Data extracted from a collection:
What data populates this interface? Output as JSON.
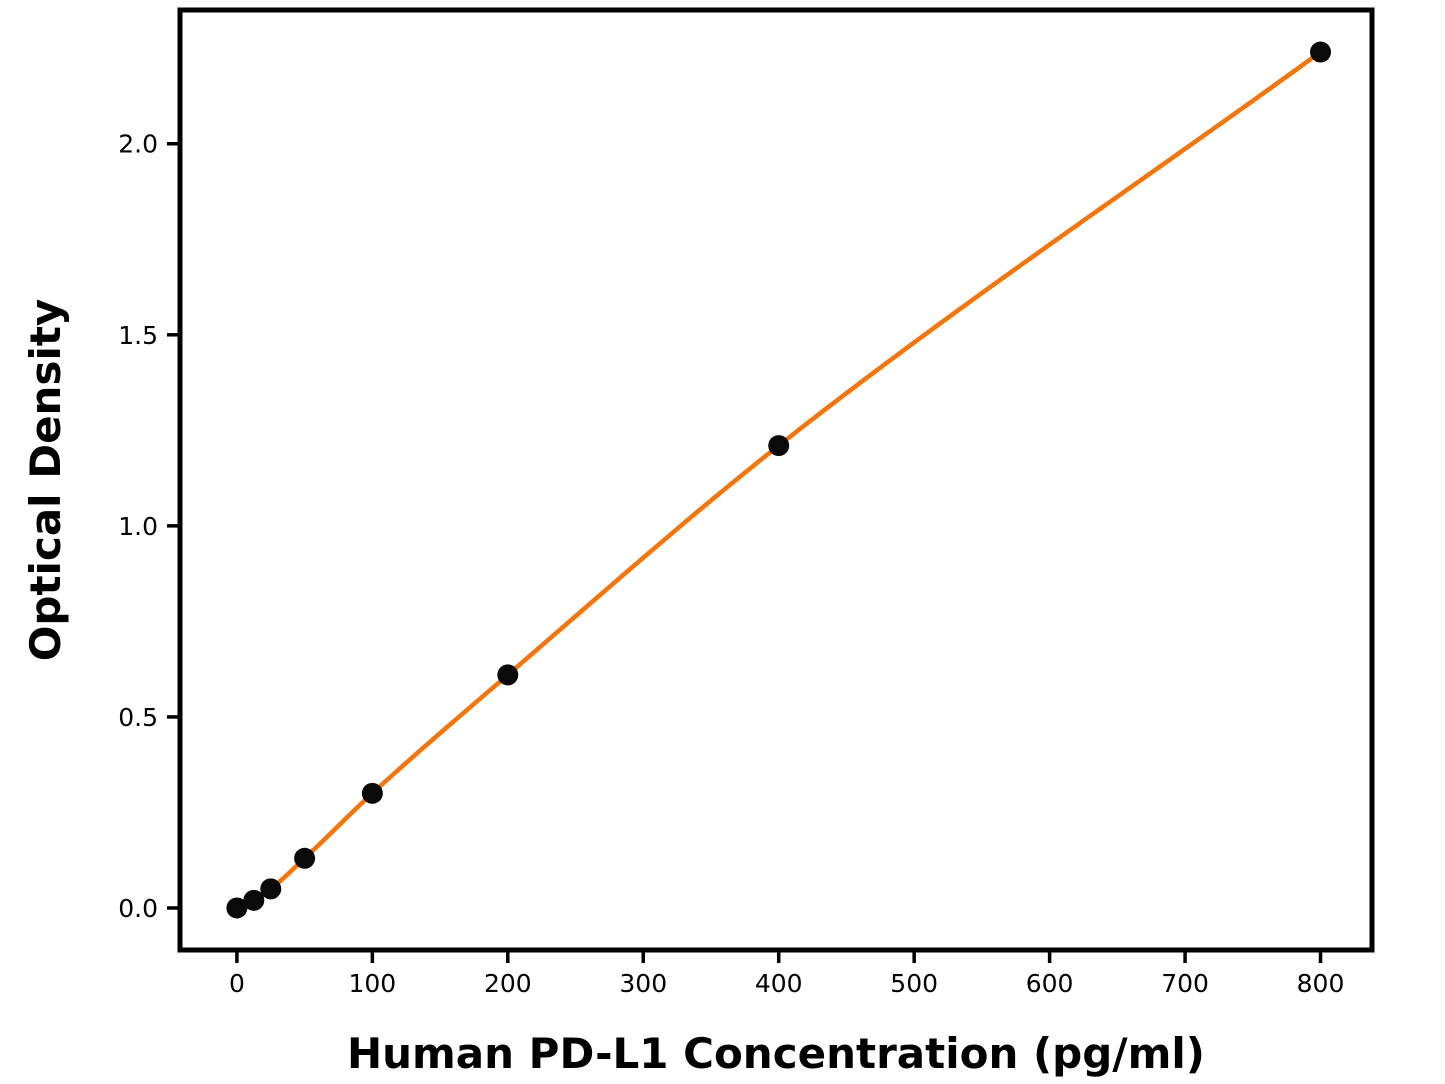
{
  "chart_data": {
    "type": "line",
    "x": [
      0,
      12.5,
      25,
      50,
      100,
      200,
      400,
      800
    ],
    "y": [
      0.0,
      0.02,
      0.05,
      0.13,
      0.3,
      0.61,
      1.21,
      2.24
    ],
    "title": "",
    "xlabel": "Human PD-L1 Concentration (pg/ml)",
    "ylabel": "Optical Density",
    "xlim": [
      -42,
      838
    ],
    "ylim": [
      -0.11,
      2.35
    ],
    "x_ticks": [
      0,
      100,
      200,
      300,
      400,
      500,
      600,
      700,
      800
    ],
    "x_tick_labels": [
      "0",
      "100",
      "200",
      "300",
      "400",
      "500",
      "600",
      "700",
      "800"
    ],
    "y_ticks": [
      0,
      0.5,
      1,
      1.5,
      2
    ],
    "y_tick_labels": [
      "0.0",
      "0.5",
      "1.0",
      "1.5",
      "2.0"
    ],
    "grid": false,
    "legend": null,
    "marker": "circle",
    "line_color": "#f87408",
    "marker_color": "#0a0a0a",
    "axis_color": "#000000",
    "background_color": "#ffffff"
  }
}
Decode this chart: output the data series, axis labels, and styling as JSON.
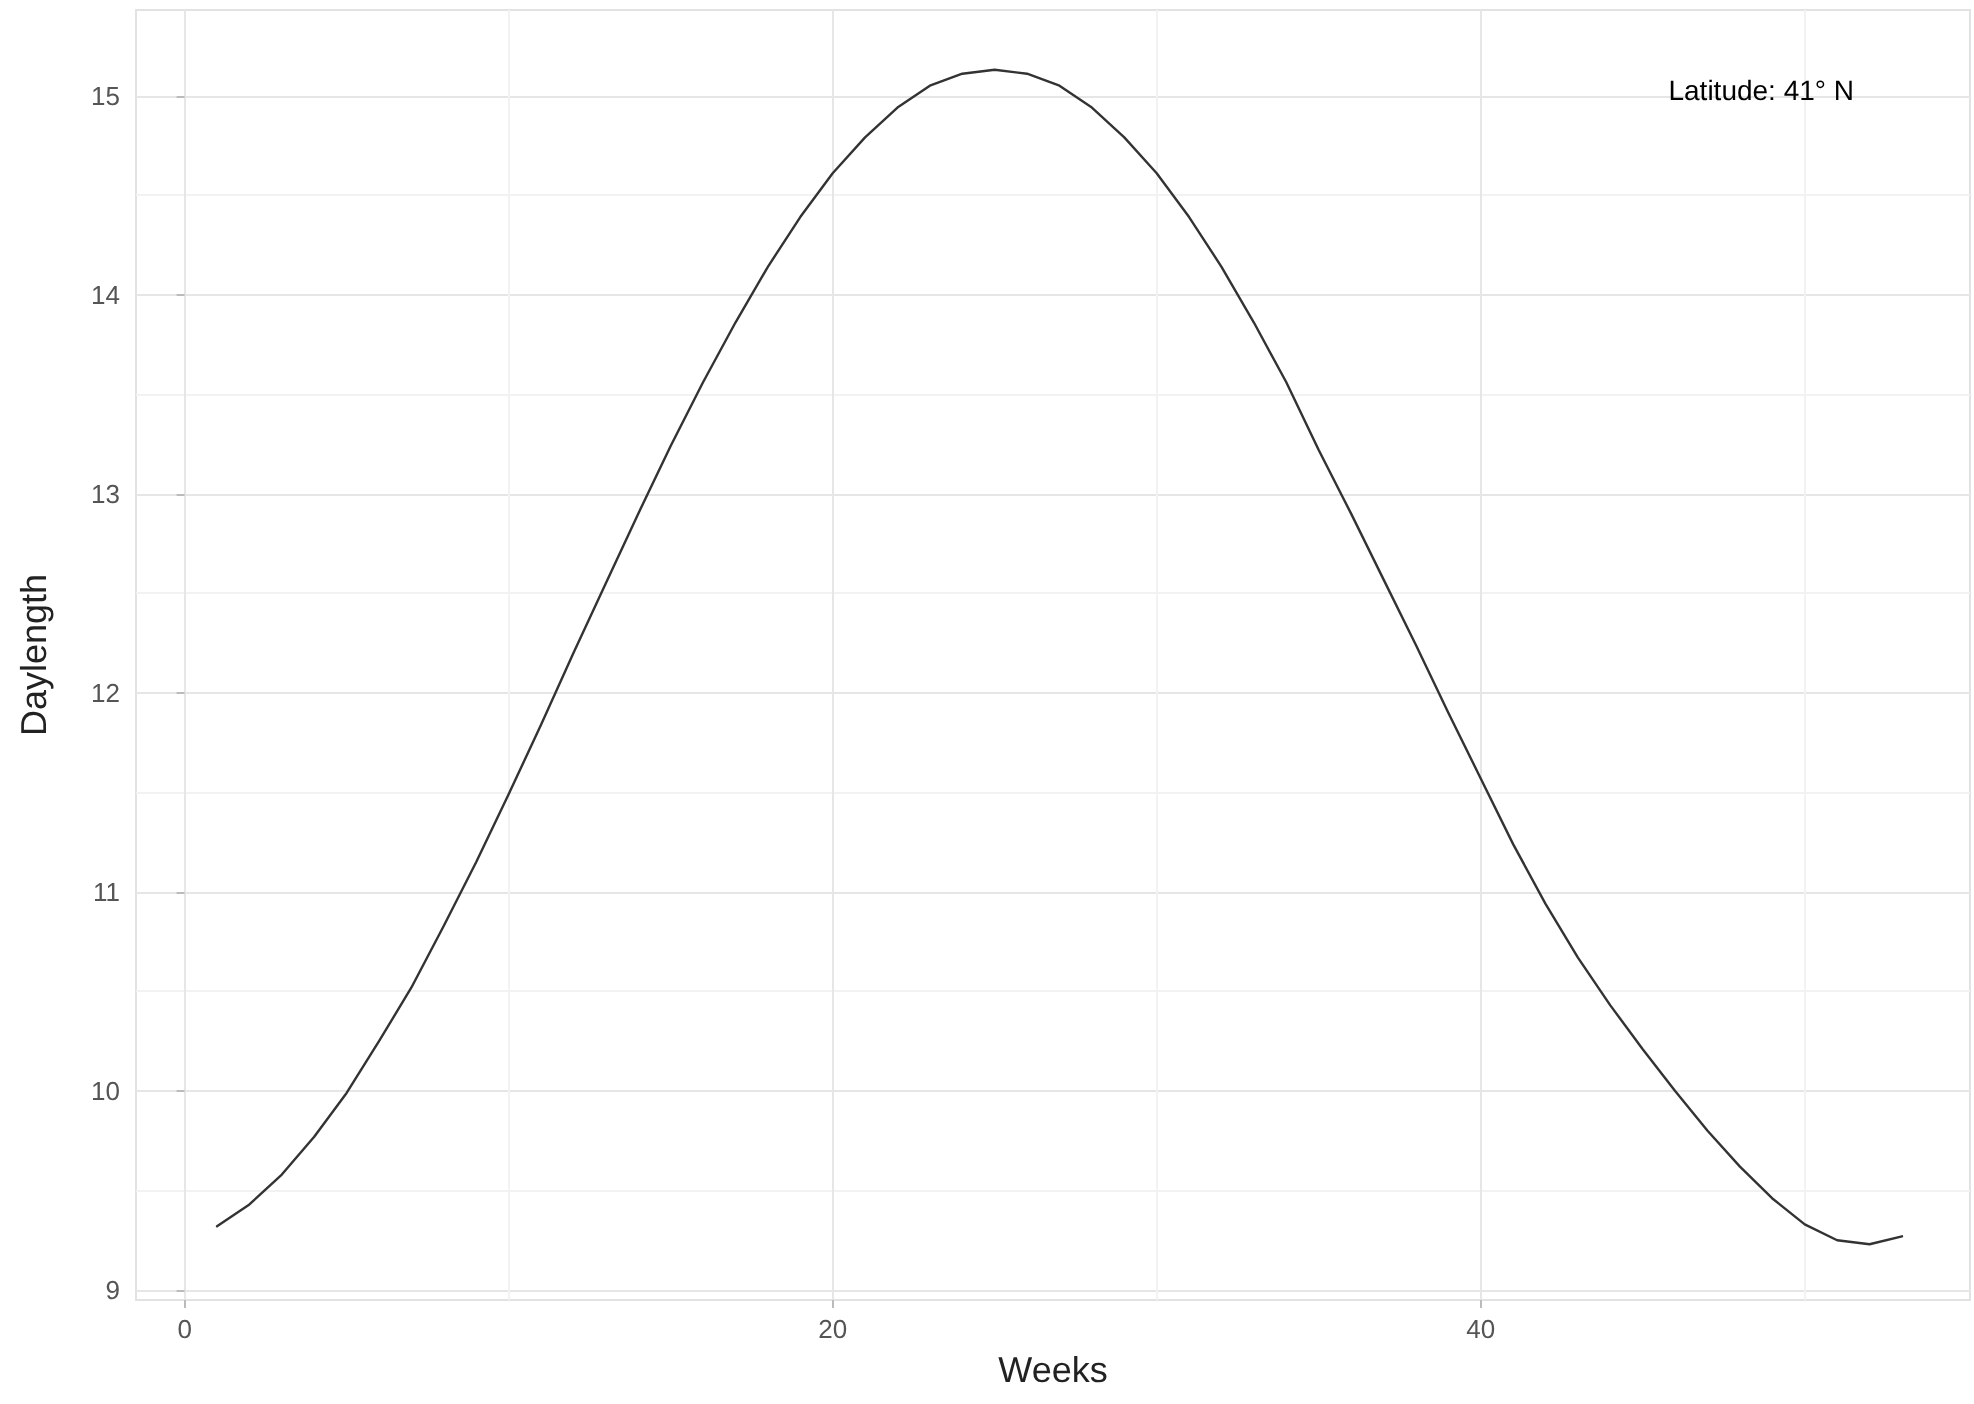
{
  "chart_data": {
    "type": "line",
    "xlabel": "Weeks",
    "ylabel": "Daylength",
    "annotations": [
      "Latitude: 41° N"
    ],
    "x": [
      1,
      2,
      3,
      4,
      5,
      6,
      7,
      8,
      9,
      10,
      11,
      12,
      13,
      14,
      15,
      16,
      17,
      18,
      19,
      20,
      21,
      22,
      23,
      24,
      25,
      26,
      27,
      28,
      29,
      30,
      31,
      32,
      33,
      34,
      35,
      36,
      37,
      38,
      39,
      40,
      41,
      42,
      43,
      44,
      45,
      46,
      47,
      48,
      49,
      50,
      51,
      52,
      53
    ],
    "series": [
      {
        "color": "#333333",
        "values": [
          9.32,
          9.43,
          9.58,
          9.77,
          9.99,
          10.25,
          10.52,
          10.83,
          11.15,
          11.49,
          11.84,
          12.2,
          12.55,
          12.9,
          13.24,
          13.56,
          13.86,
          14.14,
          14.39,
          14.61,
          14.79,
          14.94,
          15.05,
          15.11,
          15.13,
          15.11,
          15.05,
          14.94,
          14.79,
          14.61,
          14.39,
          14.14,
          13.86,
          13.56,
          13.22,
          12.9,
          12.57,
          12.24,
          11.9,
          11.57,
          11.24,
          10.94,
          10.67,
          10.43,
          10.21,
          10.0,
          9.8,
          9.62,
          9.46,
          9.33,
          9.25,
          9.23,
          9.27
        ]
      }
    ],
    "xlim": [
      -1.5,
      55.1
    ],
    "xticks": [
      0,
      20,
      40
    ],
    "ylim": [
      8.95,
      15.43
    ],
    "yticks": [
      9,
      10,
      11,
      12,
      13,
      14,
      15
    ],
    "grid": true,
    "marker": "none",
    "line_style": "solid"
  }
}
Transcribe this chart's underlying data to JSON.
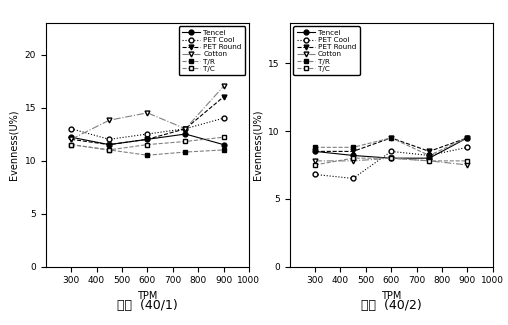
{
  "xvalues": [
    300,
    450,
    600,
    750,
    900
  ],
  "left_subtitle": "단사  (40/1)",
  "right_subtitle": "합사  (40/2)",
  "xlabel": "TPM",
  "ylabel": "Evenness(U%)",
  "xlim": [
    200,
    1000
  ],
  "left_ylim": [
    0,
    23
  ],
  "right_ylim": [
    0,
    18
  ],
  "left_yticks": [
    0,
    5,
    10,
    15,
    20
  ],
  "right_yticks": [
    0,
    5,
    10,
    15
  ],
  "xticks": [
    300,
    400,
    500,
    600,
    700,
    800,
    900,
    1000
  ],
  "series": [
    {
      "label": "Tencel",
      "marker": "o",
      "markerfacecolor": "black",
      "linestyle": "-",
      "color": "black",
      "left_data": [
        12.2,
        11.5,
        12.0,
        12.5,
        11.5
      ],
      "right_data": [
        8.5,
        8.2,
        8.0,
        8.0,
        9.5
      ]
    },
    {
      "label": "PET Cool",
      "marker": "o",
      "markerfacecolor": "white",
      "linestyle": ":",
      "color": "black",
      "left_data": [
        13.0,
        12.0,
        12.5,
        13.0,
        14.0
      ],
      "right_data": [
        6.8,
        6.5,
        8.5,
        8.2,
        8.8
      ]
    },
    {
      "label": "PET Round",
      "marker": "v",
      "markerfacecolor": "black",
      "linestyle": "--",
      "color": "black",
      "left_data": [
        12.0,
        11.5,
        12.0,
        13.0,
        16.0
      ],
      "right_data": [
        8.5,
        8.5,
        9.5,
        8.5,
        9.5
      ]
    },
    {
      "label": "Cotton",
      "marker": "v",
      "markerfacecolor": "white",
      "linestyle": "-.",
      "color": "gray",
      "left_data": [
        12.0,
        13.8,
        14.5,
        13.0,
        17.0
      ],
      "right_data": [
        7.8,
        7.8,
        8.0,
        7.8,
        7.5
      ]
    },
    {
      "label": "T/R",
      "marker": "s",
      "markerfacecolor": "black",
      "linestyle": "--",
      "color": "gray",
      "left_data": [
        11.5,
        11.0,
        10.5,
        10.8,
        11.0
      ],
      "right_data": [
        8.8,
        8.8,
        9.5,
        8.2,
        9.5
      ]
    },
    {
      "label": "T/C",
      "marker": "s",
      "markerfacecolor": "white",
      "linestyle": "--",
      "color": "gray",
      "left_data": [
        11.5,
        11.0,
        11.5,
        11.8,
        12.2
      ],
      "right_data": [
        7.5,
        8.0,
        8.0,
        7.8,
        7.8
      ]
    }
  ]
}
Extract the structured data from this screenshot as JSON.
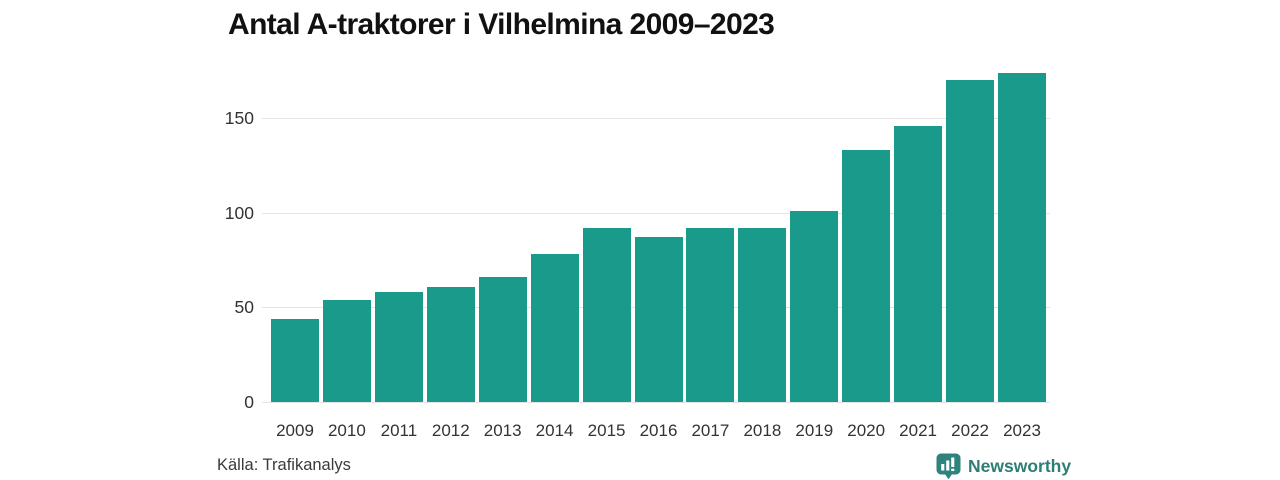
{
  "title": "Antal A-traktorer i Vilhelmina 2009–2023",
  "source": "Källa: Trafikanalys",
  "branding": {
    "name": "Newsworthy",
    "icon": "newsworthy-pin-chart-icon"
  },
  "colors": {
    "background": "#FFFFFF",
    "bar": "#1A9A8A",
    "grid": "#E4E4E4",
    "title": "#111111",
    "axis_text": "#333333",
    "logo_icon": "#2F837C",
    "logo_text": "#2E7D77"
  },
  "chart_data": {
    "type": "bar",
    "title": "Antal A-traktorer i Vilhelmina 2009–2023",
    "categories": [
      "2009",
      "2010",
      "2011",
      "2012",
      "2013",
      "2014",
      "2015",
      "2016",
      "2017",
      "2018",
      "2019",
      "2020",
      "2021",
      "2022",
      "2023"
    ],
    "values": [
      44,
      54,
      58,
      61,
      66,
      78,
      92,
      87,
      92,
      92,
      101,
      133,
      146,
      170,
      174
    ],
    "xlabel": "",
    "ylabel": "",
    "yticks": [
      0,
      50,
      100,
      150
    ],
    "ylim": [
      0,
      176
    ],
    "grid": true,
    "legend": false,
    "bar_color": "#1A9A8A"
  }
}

## INSTRUCTIONS FOR THE TASK
From the entries above, extract every line where the word "ylabel" appears.

## SOLVED EXERCISE
    "ylabel": "Optical Density",
    "ylabel": "Daylength",
  "ylabel": "Evenness(U%)",
    "ylabel": "",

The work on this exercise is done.